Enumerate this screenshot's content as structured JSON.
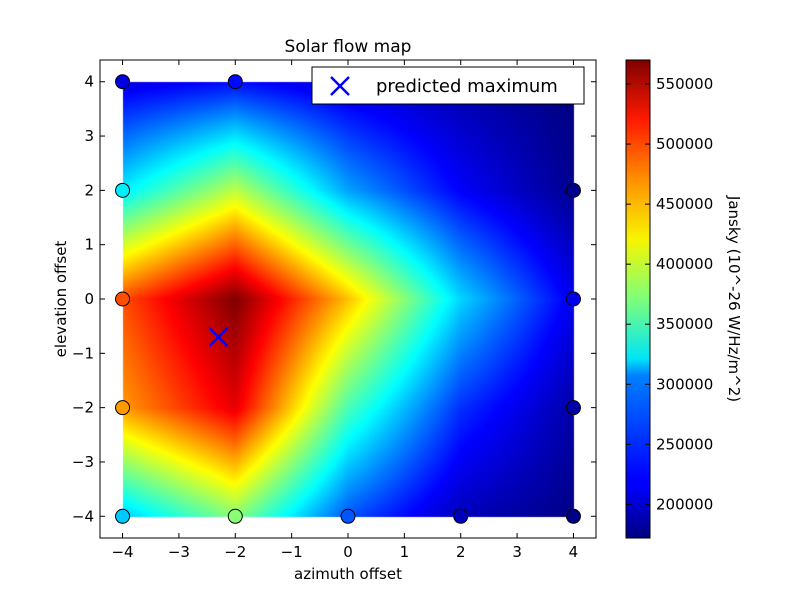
{
  "chart_data": {
    "type": "heatmap",
    "title": "Solar flow map",
    "xlabel": "azimuth offset",
    "ylabel": "elevation offset",
    "xlim": [
      -4.4,
      4.4
    ],
    "ylim": [
      -4.4,
      4.4
    ],
    "xticks": [
      -4,
      -3,
      -2,
      -1,
      0,
      1,
      2,
      3,
      4
    ],
    "yticks": [
      -4,
      -3,
      -2,
      -1,
      0,
      1,
      2,
      3,
      4
    ],
    "xtick_labels": [
      "−4",
      "−3",
      "−2",
      "−1",
      "0",
      "1",
      "2",
      "3",
      "4"
    ],
    "ytick_labels": [
      "−4",
      "−3",
      "−2",
      "−1",
      "0",
      "1",
      "2",
      "3",
      "4"
    ],
    "colormap": "jet",
    "color_range": [
      172000,
      570000
    ],
    "colorbar_label": "Jansky (10^-26 W/Hz/m^2)",
    "colorbar_ticks": [
      200000,
      250000,
      300000,
      350000,
      400000,
      450000,
      500000,
      550000
    ],
    "colorbar_tick_labels": [
      "200000",
      "250000",
      "300000",
      "350000",
      "400000",
      "450000",
      "500000",
      "550000"
    ],
    "grid": false,
    "legend_position": "top-right",
    "x": [
      -4,
      -2,
      0,
      2,
      4
    ],
    "y": [
      -4,
      -2,
      0,
      2,
      4
    ],
    "z": [
      [
        300000,
        375000,
        255000,
        195000,
        175000
      ],
      [
        460000,
        530000,
        350000,
        240000,
        188000
      ],
      [
        490000,
        570000,
        445000,
        305000,
        215000
      ],
      [
        315000,
        395000,
        285000,
        220000,
        178000
      ],
      [
        210000,
        225000,
        205000,
        188000,
        172000
      ]
    ],
    "sample_points": [
      {
        "x": -4,
        "y": 4
      },
      {
        "x": -2,
        "y": 4
      },
      {
        "x": -4,
        "y": 2
      },
      {
        "x": 4,
        "y": 2
      },
      {
        "x": -4,
        "y": 0
      },
      {
        "x": 4,
        "y": 0
      },
      {
        "x": -4,
        "y": -2
      },
      {
        "x": 4,
        "y": -2
      },
      {
        "x": -4,
        "y": -4
      },
      {
        "x": -2,
        "y": -4
      },
      {
        "x": 0,
        "y": -4
      },
      {
        "x": 2,
        "y": -4
      },
      {
        "x": 4,
        "y": -4
      }
    ],
    "predicted_maximum": {
      "name": "predicted maximum",
      "x": -2.3,
      "y": -0.7,
      "color": "#0000ff"
    }
  }
}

=-=-=-=-=

▶ **Written instruction**
Images should not appear in the copy; retype the listing above exactly.

▶ **Exercise solution**
Enumerate this screenshot's content as structured JSON.
{
  "chart_data": {
    "type": "heatmap",
    "title": "Solar flow map",
    "xlabel": "azimuth offset",
    "ylabel": "elevation offset",
    "xlim": [
      -4.4,
      4.4
    ],
    "ylim": [
      -4.4,
      4.4
    ],
    "xticks": [
      -4,
      -3,
      -2,
      -1,
      0,
      1,
      2,
      3,
      4
    ],
    "yticks": [
      -4,
      -3,
      -2,
      -1,
      0,
      1,
      2,
      3,
      4
    ],
    "xtick_labels": [
      "−4",
      "−3",
      "−2",
      "−1",
      "0",
      "1",
      "2",
      "3",
      "4"
    ],
    "ytick_labels": [
      "−4",
      "−3",
      "−2",
      "−1",
      "0",
      "1",
      "2",
      "3",
      "4"
    ],
    "colormap": "jet",
    "color_range": [
      172000,
      570000
    ],
    "colorbar_label": "Jansky (10^-26 W/Hz/m^2)",
    "colorbar_ticks": [
      200000,
      250000,
      300000,
      350000,
      400000,
      450000,
      500000,
      550000
    ],
    "colorbar_tick_labels": [
      "200000",
      "250000",
      "300000",
      "350000",
      "400000",
      "450000",
      "500000",
      "550000"
    ],
    "grid": false,
    "legend_position": "top-right",
    "x": [
      -4,
      -2,
      0,
      2,
      4
    ],
    "y": [
      -4,
      -2,
      0,
      2,
      4
    ],
    "z": [
      [
        300000,
        375000,
        255000,
        195000,
        175000
      ],
      [
        460000,
        530000,
        350000,
        240000,
        188000
      ],
      [
        490000,
        570000,
        445000,
        305000,
        215000
      ],
      [
        315000,
        395000,
        285000,
        220000,
        178000
      ],
      [
        210000,
        225000,
        205000,
        188000,
        172000
      ]
    ],
    "sample_points": [
      {
        "x": -4,
        "y": 4
      },
      {
        "x": -2,
        "y": 4
      },
      {
        "x": -4,
        "y": 2
      },
      {
        "x": 4,
        "y": 2
      },
      {
        "x": -4,
        "y": 0
      },
      {
        "x": 4,
        "y": 0
      },
      {
        "x": -4,
        "y": -2
      },
      {
        "x": 4,
        "y": -2
      },
      {
        "x": -4,
        "y": -4
      },
      {
        "x": -2,
        "y": -4
      },
      {
        "x": 0,
        "y": -4
      },
      {
        "x": 2,
        "y": -4
      },
      {
        "x": 4,
        "y": -4
      }
    ],
    "predicted_maximum": {
      "name": "predicted maximum",
      "x": -2.3,
      "y": -0.7,
      "color": "#0000ff"
    }
  }
}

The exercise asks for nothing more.